Records
* BEGIN *
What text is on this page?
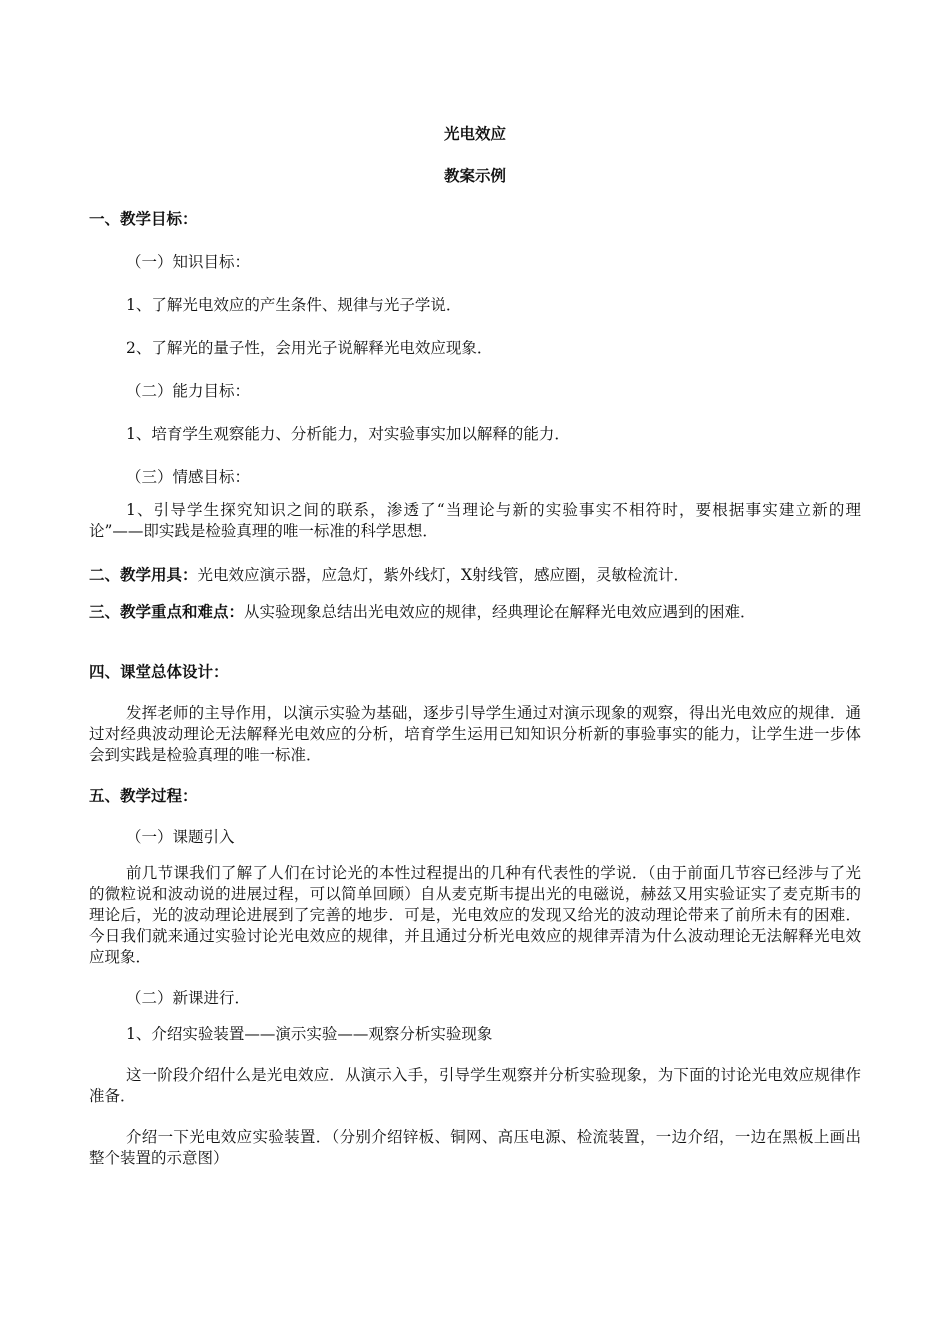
光电效应
教案示例
一、教学目标：
（一）知识目标：
1、了解光电效应的产生条件、规律与光子学说．
2、了解光的量子性，会用光子说解释光电效应现象．
（二）能力目标：
1、培育学生观察能力、分析能力，对实验事实加以解释的能力．
（三）情感目标：
1、引导学生探究知识之间的联系，渗透了“当理论与新的实验事实不相符时，要根据事实建立新的理论”——即实践是检验真理的唯一标准的科学思想．
二、教学用具：光电效应演示器，应急灯，紫外线灯，X射线管，感应圈，灵敏检流计．
三、教学重点和难点：从实验现象总结出光电效应的规律，经典理论在解释光电效应遇到的困难．
四、课堂总体设计：
发挥老师的主导作用，以演示实验为基础，逐步引导学生通过对演示现象的观察，得出光电效应的规律．通过对经典波动理论无法解释光电效应的分析，培育学生运用已知知识分析新的事验事实的能力，让学生进一步体会到实践是检验真理的唯一标准．
五、教学过程：
（一）课题引入
前几节课我们了解了人们在讨论光的本性过程提出的几种有代表性的学说．（由于前面几节容已经涉与了光的微粒说和波动说的进展过程，可以简单回顾）自从麦克斯韦提出光的电磁说，赫兹又用实验证实了麦克斯韦的理论后，光的波动理论进展到了完善的地步．可是，光电效应的发现又给光的波动理论带来了前所未有的困难．今日我们就来通过实验讨论光电效应的规律，并且通过分析光电效应的规律弄清为什么波动理论无法解释光电效应现象．
（二）新课进行．
1、介绍实验装置——演示实验——观察分析实验现象
这一阶段介绍什么是光电效应．从演示入手，引导学生观察并分析实验现象，为下面的讨论光电效应规律作准备．
介绍一下光电效应实验装置．（分别介绍锌板、铜网、高压电源、检流装置，一边介绍，一边在黑板上画出整个装置的示意图）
* END *
What you should do
With the pictures left out, transcribe the material exactly.

The answer
What text is on this page?
光电效应
教案示例
一、教学目标：
（一）知识目标：
1、了解光电效应的产生条件、规律与光子学说．
2、了解光的量子性，会用光子说解释光电效应现象．
（二）能力目标：
1、培育学生观察能力、分析能力，对实验事实加以解释的能力．
（三）情感目标：
1、引导学生探究知识之间的联系，渗透了“当理论与新的实验事实不相符时，要根据事实建立新的理论”——即实践是检验真理的唯一标准的科学思想．
二、教学用具：光电效应演示器，应急灯，紫外线灯，X射线管，感应圈，灵敏检流计．
三、教学重点和难点：从实验现象总结出光电效应的规律，经典理论在解释光电效应遇到的困难．
四、课堂总体设计：
发挥老师的主导作用，以演示实验为基础，逐步引导学生通过对演示现象的观察，得出光电效应的规律．通过对经典波动理论无法解释光电效应的分析，培育学生运用已知知识分析新的事验事实的能力，让学生进一步体会到实践是检验真理的唯一标准．
五、教学过程：
（一）课题引入
前几节课我们了解了人们在讨论光的本性过程提出的几种有代表性的学说．（由于前面几节容已经涉与了光的微粒说和波动说的进展过程，可以简单回顾）自从麦克斯韦提出光的电磁说，赫兹又用实验证实了麦克斯韦的理论后，光的波动理论进展到了完善的地步．可是，光电效应的发现又给光的波动理论带来了前所未有的困难．今日我们就来通过实验讨论光电效应的规律，并且通过分析光电效应的规律弄清为什么波动理论无法解释光电效应现象．
（二）新课进行．
1、介绍实验装置——演示实验——观察分析实验现象
这一阶段介绍什么是光电效应．从演示入手，引导学生观察并分析实验现象，为下面的讨论光电效应规律作准备．
介绍一下光电效应实验装置．（分别介绍锌板、铜网、高压电源、检流装置，一边介绍，一边在黑板上画出整个装置的示意图）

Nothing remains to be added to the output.